» WHAT YOU HAVE TO DO:
Set every record down verbatim and omit the pictures.

» DATA EXCERPTS:
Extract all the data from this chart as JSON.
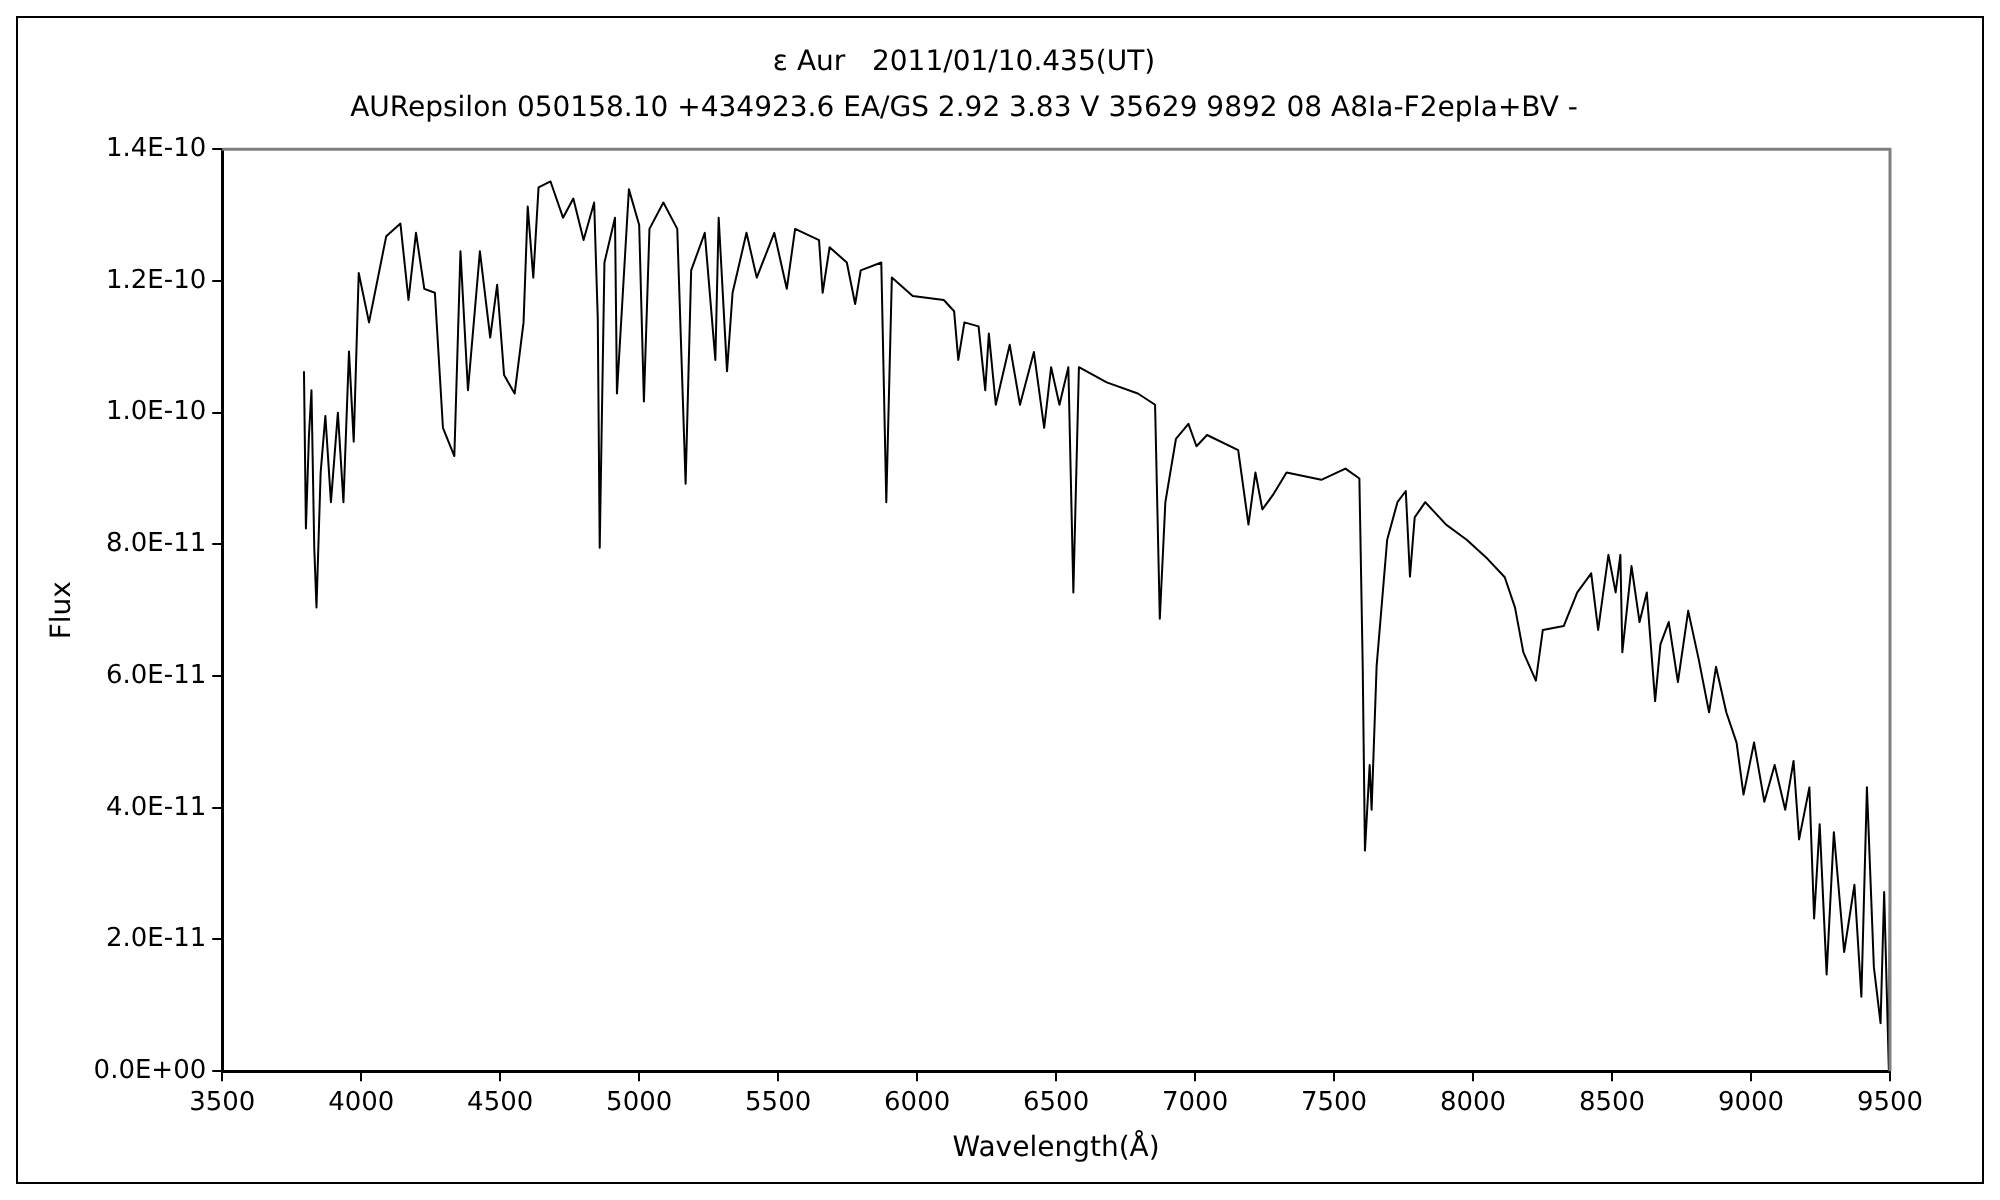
{
  "chart_data": {
    "type": "line",
    "title": "ε Aur   2011/01/10.435(UT)",
    "subtitle": "AURepsilon 050158.10 +434923.6 EA/GS 2.92 3.83 V 35629 9892 08 A8Ia-F2epIa+BV -",
    "xlabel": "Wavelength(Å)",
    "ylabel": "Flux",
    "color": "#000000",
    "grid": false,
    "xlim": [
      3500,
      9500
    ],
    "xticks": [
      3500,
      4000,
      4500,
      5000,
      5500,
      6000,
      6500,
      7000,
      7500,
      8000,
      8500,
      9000,
      9500
    ],
    "ylim": [
      0,
      1.4e-10
    ],
    "yticks": [
      {
        "value": 0,
        "label": "0.0E+00"
      },
      {
        "value": 2e-11,
        "label": "2.0E-11"
      },
      {
        "value": 4e-11,
        "label": "4.0E-11"
      },
      {
        "value": 6e-11,
        "label": "6.0E-11"
      },
      {
        "value": 8e-11,
        "label": "8.0E-11"
      },
      {
        "value": 1e-10,
        "label": "1.0E-10"
      },
      {
        "value": 1.2e-10,
        "label": "1.2E-10"
      },
      {
        "value": 1.4e-10,
        "label": "1.4E-10"
      }
    ],
    "x": [
      3794,
      3801,
      3812,
      3821,
      3831,
      3839,
      3854,
      3871,
      3891,
      3916,
      3936,
      3956,
      3973,
      3991,
      4028,
      4090,
      4141,
      4170,
      4197,
      4227,
      4265,
      4294,
      4335,
      4357,
      4384,
      4427,
      4464,
      4489,
      4514,
      4552,
      4584,
      4599,
      4619,
      4638,
      4681,
      4726,
      4763,
      4800,
      4838,
      4851,
      4858,
      4875,
      4913,
      4920,
      4963,
      5000,
      5017,
      5037,
      5087,
      5137,
      5167,
      5187,
      5236,
      5274,
      5286,
      5316,
      5336,
      5386,
      5423,
      5486,
      5531,
      5561,
      5647,
      5660,
      5685,
      5747,
      5777,
      5797,
      5871,
      5889,
      5909,
      5984,
      6096,
      6133,
      6148,
      6170,
      6221,
      6245,
      6258,
      6283,
      6333,
      6370,
      6420,
      6457,
      6482,
      6512,
      6544,
      6562,
      6582,
      6682,
      6794,
      6856,
      6873,
      6893,
      6931,
      6976,
      7005,
      7043,
      7155,
      7192,
      7217,
      7242,
      7280,
      7329,
      7454,
      7541,
      7591,
      7603,
      7611,
      7628,
      7635,
      7653,
      7691,
      7728,
      7758,
      7773,
      7790,
      7828,
      7903,
      7977,
      8052,
      8114,
      8151,
      8181,
      8226,
      8251,
      8326,
      8375,
      8425,
      8450,
      8487,
      8513,
      8530,
      8537,
      8570,
      8599,
      8625,
      8655,
      8674,
      8704,
      8737,
      8774,
      8812,
      8849,
      8874,
      8911,
      8948,
      8973,
      9011,
      9048,
      9085,
      9123,
      9153,
      9173,
      9210,
      9227,
      9247,
      9272,
      9298,
      9335,
      9372,
      9397,
      9417,
      9442,
      9466,
      9479,
      9496,
      9500
    ],
    "values": [
      1.063e-10,
      8.24e-11,
      9.66e-11,
      1.034e-10,
      7.95e-11,
      7.04e-11,
      9.09e-11,
      9.95e-11,
      8.64e-11,
      1e-10,
      8.64e-11,
      1.093e-10,
      9.56e-11,
      1.212e-10,
      1.137e-10,
      1.268e-10,
      1.287e-10,
      1.171e-10,
      1.273e-10,
      1.188e-10,
      1.182e-10,
      9.77e-11,
      9.34e-11,
      1.245e-10,
      1.034e-10,
      1.245e-10,
      1.114e-10,
      1.194e-10,
      1.057e-10,
      1.029e-10,
      1.137e-10,
      1.313e-10,
      1.205e-10,
      1.342e-10,
      1.351e-10,
      1.296e-10,
      1.325e-10,
      1.262e-10,
      1.319e-10,
      1.143e-10,
      7.95e-11,
      1.228e-10,
      1.296e-10,
      1.029e-10,
      1.339e-10,
      1.285e-10,
      1.017e-10,
      1.279e-10,
      1.319e-10,
      1.279e-10,
      8.92e-11,
      1.216e-10,
      1.273e-10,
      1.08e-10,
      1.296e-10,
      1.063e-10,
      1.182e-10,
      1.273e-10,
      1.205e-10,
      1.273e-10,
      1.188e-10,
      1.279e-10,
      1.262e-10,
      1.182e-10,
      1.251e-10,
      1.228e-10,
      1.165e-10,
      1.216e-10,
      1.228e-10,
      8.64e-11,
      1.205e-10,
      1.177e-10,
      1.171e-10,
      1.154e-10,
      1.08e-10,
      1.137e-10,
      1.131e-10,
      1.034e-10,
      1.12e-10,
      1.012e-10,
      1.103e-10,
      1.012e-10,
      1.092e-10,
      9.77e-11,
      1.069e-10,
      1.012e-10,
      1.069e-10,
      7.27e-11,
      1.069e-10,
      1.046e-10,
      1.029e-10,
      1.012e-10,
      6.87e-11,
      8.64e-11,
      9.6e-11,
      9.83e-11,
      9.49e-11,
      9.66e-11,
      9.43e-11,
      8.3e-11,
      9.09e-11,
      8.53e-11,
      8.75e-11,
      9.09e-11,
      8.98e-11,
      9.15e-11,
      9e-11,
      6.15e-11,
      3.35e-11,
      4.65e-11,
      3.97e-11,
      6.15e-11,
      8.07e-11,
      8.64e-11,
      8.81e-11,
      7.51e-11,
      8.41e-11,
      8.64e-11,
      8.3e-11,
      8.07e-11,
      7.78e-11,
      7.5e-11,
      7.04e-11,
      6.36e-11,
      5.93e-11,
      6.7e-11,
      6.76e-11,
      7.27e-11,
      7.56e-11,
      6.7e-11,
      7.84e-11,
      7.27e-11,
      7.84e-11,
      6.36e-11,
      7.67e-11,
      6.82e-11,
      7.27e-11,
      5.62e-11,
      6.48e-11,
      6.82e-11,
      5.91e-11,
      6.99e-11,
      6.25e-11,
      5.45e-11,
      6.14e-11,
      5.45e-11,
      4.99e-11,
      4.2e-11,
      4.99e-11,
      4.09e-11,
      4.65e-11,
      3.97e-11,
      4.71e-11,
      3.52e-11,
      4.31e-11,
      2.32e-11,
      3.75e-11,
      1.47e-11,
      3.63e-11,
      1.81e-11,
      2.83e-11,
      1.13e-11,
      4.31e-11,
      1.58e-11,
      7.3e-12,
      2.72e-11,
      0,
      2.72e-11
    ]
  }
}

» SOLUTION FOR THIS PROBLEM:
Extract all the data from this chart as JSON.
{
  "chart_data": {
    "type": "line",
    "title": "ε Aur   2011/01/10.435(UT)",
    "subtitle": "AURepsilon 050158.10 +434923.6 EA/GS 2.92 3.83 V 35629 9892 08 A8Ia-F2epIa+BV -",
    "xlabel": "Wavelength(Å)",
    "ylabel": "Flux",
    "color": "#000000",
    "grid": false,
    "xlim": [
      3500,
      9500
    ],
    "xticks": [
      3500,
      4000,
      4500,
      5000,
      5500,
      6000,
      6500,
      7000,
      7500,
      8000,
      8500,
      9000,
      9500
    ],
    "ylim": [
      0,
      1.4e-10
    ],
    "yticks": [
      {
        "value": 0,
        "label": "0.0E+00"
      },
      {
        "value": 2e-11,
        "label": "2.0E-11"
      },
      {
        "value": 4e-11,
        "label": "4.0E-11"
      },
      {
        "value": 6e-11,
        "label": "6.0E-11"
      },
      {
        "value": 8e-11,
        "label": "8.0E-11"
      },
      {
        "value": 1e-10,
        "label": "1.0E-10"
      },
      {
        "value": 1.2e-10,
        "label": "1.2E-10"
      },
      {
        "value": 1.4e-10,
        "label": "1.4E-10"
      }
    ],
    "x": [
      3794,
      3801,
      3812,
      3821,
      3831,
      3839,
      3854,
      3871,
      3891,
      3916,
      3936,
      3956,
      3973,
      3991,
      4028,
      4090,
      4141,
      4170,
      4197,
      4227,
      4265,
      4294,
      4335,
      4357,
      4384,
      4427,
      4464,
      4489,
      4514,
      4552,
      4584,
      4599,
      4619,
      4638,
      4681,
      4726,
      4763,
      4800,
      4838,
      4851,
      4858,
      4875,
      4913,
      4920,
      4963,
      5000,
      5017,
      5037,
      5087,
      5137,
      5167,
      5187,
      5236,
      5274,
      5286,
      5316,
      5336,
      5386,
      5423,
      5486,
      5531,
      5561,
      5647,
      5660,
      5685,
      5747,
      5777,
      5797,
      5871,
      5889,
      5909,
      5984,
      6096,
      6133,
      6148,
      6170,
      6221,
      6245,
      6258,
      6283,
      6333,
      6370,
      6420,
      6457,
      6482,
      6512,
      6544,
      6562,
      6582,
      6682,
      6794,
      6856,
      6873,
      6893,
      6931,
      6976,
      7005,
      7043,
      7155,
      7192,
      7217,
      7242,
      7280,
      7329,
      7454,
      7541,
      7591,
      7603,
      7611,
      7628,
      7635,
      7653,
      7691,
      7728,
      7758,
      7773,
      7790,
      7828,
      7903,
      7977,
      8052,
      8114,
      8151,
      8181,
      8226,
      8251,
      8326,
      8375,
      8425,
      8450,
      8487,
      8513,
      8530,
      8537,
      8570,
      8599,
      8625,
      8655,
      8674,
      8704,
      8737,
      8774,
      8812,
      8849,
      8874,
      8911,
      8948,
      8973,
      9011,
      9048,
      9085,
      9123,
      9153,
      9173,
      9210,
      9227,
      9247,
      9272,
      9298,
      9335,
      9372,
      9397,
      9417,
      9442,
      9466,
      9479,
      9496,
      9500
    ],
    "values": [
      1.063e-10,
      8.24e-11,
      9.66e-11,
      1.034e-10,
      7.95e-11,
      7.04e-11,
      9.09e-11,
      9.95e-11,
      8.64e-11,
      1e-10,
      8.64e-11,
      1.093e-10,
      9.56e-11,
      1.212e-10,
      1.137e-10,
      1.268e-10,
      1.287e-10,
      1.171e-10,
      1.273e-10,
      1.188e-10,
      1.182e-10,
      9.77e-11,
      9.34e-11,
      1.245e-10,
      1.034e-10,
      1.245e-10,
      1.114e-10,
      1.194e-10,
      1.057e-10,
      1.029e-10,
      1.137e-10,
      1.313e-10,
      1.205e-10,
      1.342e-10,
      1.351e-10,
      1.296e-10,
      1.325e-10,
      1.262e-10,
      1.319e-10,
      1.143e-10,
      7.95e-11,
      1.228e-10,
      1.296e-10,
      1.029e-10,
      1.339e-10,
      1.285e-10,
      1.017e-10,
      1.279e-10,
      1.319e-10,
      1.279e-10,
      8.92e-11,
      1.216e-10,
      1.273e-10,
      1.08e-10,
      1.296e-10,
      1.063e-10,
      1.182e-10,
      1.273e-10,
      1.205e-10,
      1.273e-10,
      1.188e-10,
      1.279e-10,
      1.262e-10,
      1.182e-10,
      1.251e-10,
      1.228e-10,
      1.165e-10,
      1.216e-10,
      1.228e-10,
      8.64e-11,
      1.205e-10,
      1.177e-10,
      1.171e-10,
      1.154e-10,
      1.08e-10,
      1.137e-10,
      1.131e-10,
      1.034e-10,
      1.12e-10,
      1.012e-10,
      1.103e-10,
      1.012e-10,
      1.092e-10,
      9.77e-11,
      1.069e-10,
      1.012e-10,
      1.069e-10,
      7.27e-11,
      1.069e-10,
      1.046e-10,
      1.029e-10,
      1.012e-10,
      6.87e-11,
      8.64e-11,
      9.6e-11,
      9.83e-11,
      9.49e-11,
      9.66e-11,
      9.43e-11,
      8.3e-11,
      9.09e-11,
      8.53e-11,
      8.75e-11,
      9.09e-11,
      8.98e-11,
      9.15e-11,
      9e-11,
      6.15e-11,
      3.35e-11,
      4.65e-11,
      3.97e-11,
      6.15e-11,
      8.07e-11,
      8.64e-11,
      8.81e-11,
      7.51e-11,
      8.41e-11,
      8.64e-11,
      8.3e-11,
      8.07e-11,
      7.78e-11,
      7.5e-11,
      7.04e-11,
      6.36e-11,
      5.93e-11,
      6.7e-11,
      6.76e-11,
      7.27e-11,
      7.56e-11,
      6.7e-11,
      7.84e-11,
      7.27e-11,
      7.84e-11,
      6.36e-11,
      7.67e-11,
      6.82e-11,
      7.27e-11,
      5.62e-11,
      6.48e-11,
      6.82e-11,
      5.91e-11,
      6.99e-11,
      6.25e-11,
      5.45e-11,
      6.14e-11,
      5.45e-11,
      4.99e-11,
      4.2e-11,
      4.99e-11,
      4.09e-11,
      4.65e-11,
      3.97e-11,
      4.71e-11,
      3.52e-11,
      4.31e-11,
      2.32e-11,
      3.75e-11,
      1.47e-11,
      3.63e-11,
      1.81e-11,
      2.83e-11,
      1.13e-11,
      4.31e-11,
      1.58e-11,
      7.3e-12,
      2.72e-11,
      0,
      2.72e-11
    ]
  }
}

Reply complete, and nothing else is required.